━━━━━ Raw records ━━━━━
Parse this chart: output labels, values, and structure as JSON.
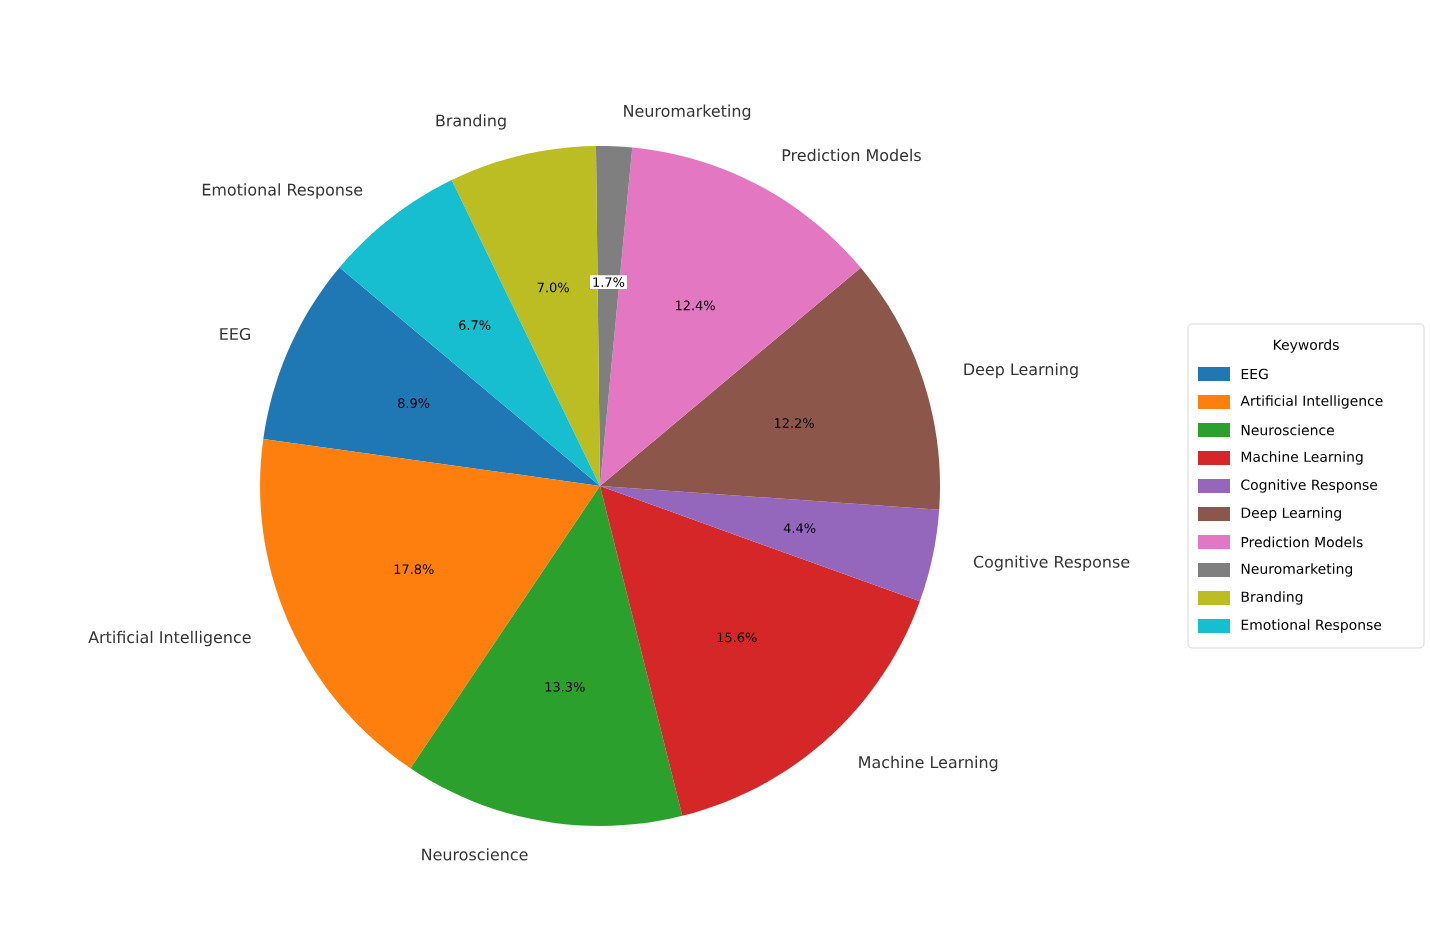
{
  "chart_data": {
    "type": "pie",
    "categories": [
      "EEG",
      "Artificial Intelligence",
      "Neuroscience",
      "Machine Learning",
      "Cognitive Response",
      "Deep Learning",
      "Prediction Models",
      "Neuromarketing",
      "Branding",
      "Emotional Response"
    ],
    "values": [
      8.9,
      17.8,
      13.3,
      15.6,
      4.4,
      12.2,
      12.4,
      1.7,
      7.0,
      6.7
    ],
    "value_labels": [
      "8.9%",
      "17.8%",
      "13.3%",
      "15.6%",
      "4.4%",
      "12.2%",
      "12.4%",
      "1.7%",
      "7.0%",
      "6.7%"
    ],
    "colors": [
      "#1f77b4",
      "#ff7f0e",
      "#2ca02c",
      "#d62728",
      "#9467bd",
      "#8c564b",
      "#e377c2",
      "#7f7f7f",
      "#bcbd22",
      "#17becf"
    ],
    "legend": "right",
    "legend_title": "Keywords"
  }
}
━━━━━
• [Written problem]: Find the string "Response" in the records, then copy each line where it occurs.

• [Solution to the exercise]:
      "Cognitive Response",
      "Emotional Response"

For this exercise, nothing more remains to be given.